● SUPPLIED ENTRIES:
◇ ◇ ◇ ◇ ◇ ◇ ◇

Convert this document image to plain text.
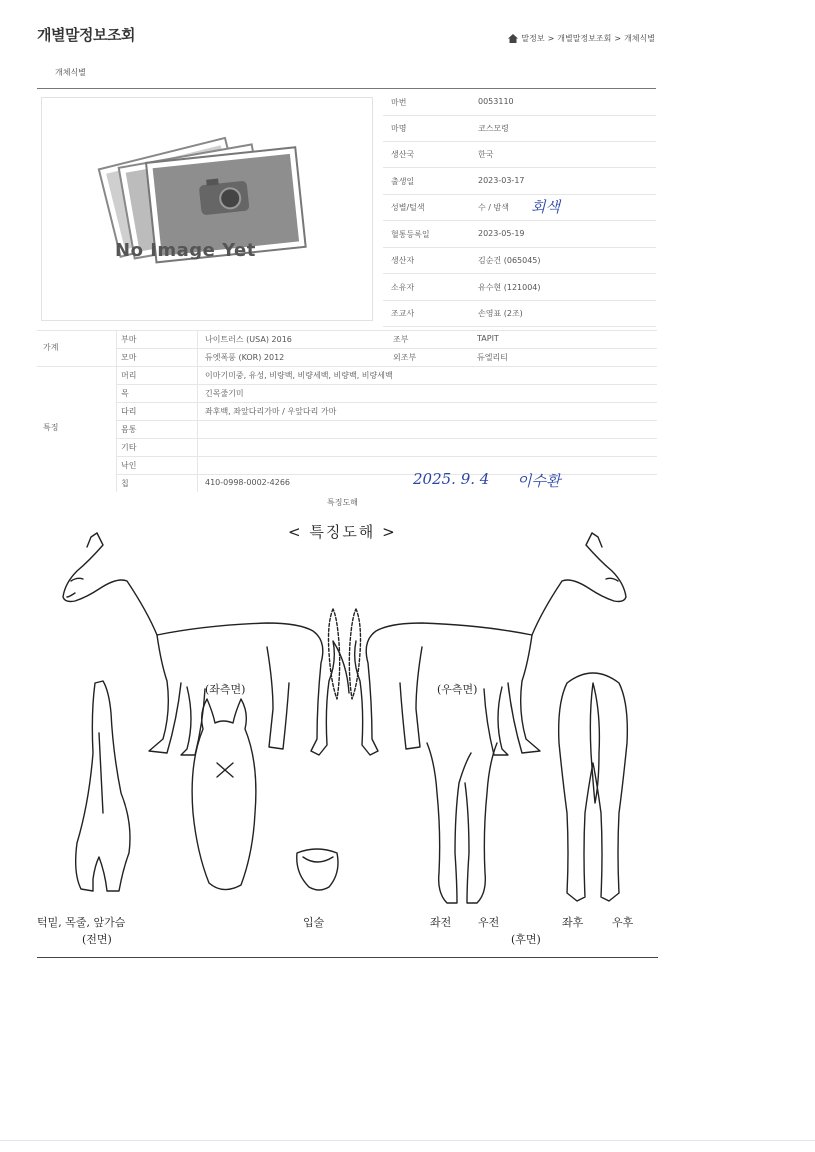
개별말정보조회	말정보 > 개별말정보조회 > 개체식별
개체식별
No Image Yet
마번	0053110
마명	코스모령
생산국	한국
출생일	2023-03-17
성별/털색	수 / 밤색 회색
혈통등록일	2023-05-19
생산자	김순건 (065045)
소유자	유수현 (121004)
조교사	손영표 (2조)
가계
부마	나이트러스 (USA) 2016	조부	TAPIT
모마	듀엣폭풍 (KOR) 2012	외조부	듀엘리티
특징
머리	이마기미중, 유성, 비량백, 비량세백, 비량백, 비량세백
목	긴목줄기미
다리	좌후백, 좌앞다리가마 / 우앞다리 가마
몸통
기타
낙인
칩	410-0998-0002-4266	2025. 9. 4 이수환
특징도해
< 특징도해 >
(좌측면)	(우측면)
턱밑, 목줄, 앞가슴
(전면)
입술	좌전 우전	좌후	우후
(후면)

◇ ◇ ◇ ◇ ◇ ◇ ◇

Give the entries again without a single change, but with no pictures.

● RIGHT ANSWER:
Convert this document image to plain text.
개별말정보조회	말정보 > 개별말정보조회 > 개체식별
개체식별
No Image Yet
마번	0053110
마명	코스모령
생산국	한국
출생일	2023-03-17
성별/털색	수 / 밤색 회색
혈통등록일	2023-05-19
생산자	김순건 (065045)
소유자	유수현 (121004)
조교사	손영표 (2조)
가계
부마	나이트러스 (USA) 2016	조부	TAPIT
모마	듀엣폭풍 (KOR) 2012	외조부	듀엘리티
특징
머리	이마기미중, 유성, 비량백, 비량세백, 비량백, 비량세백
목	긴목줄기미
다리	좌후백, 좌앞다리가마 / 우앞다리 가마
몸통
기타
낙인
칩	410-0998-0002-4266	2025. 9. 4 이수환
특징도해
< 특징도해 >
(좌측면)	(우측면)
턱밑, 목줄, 앞가슴
(전면)
입술	좌전 우전	좌후	우후
(후면)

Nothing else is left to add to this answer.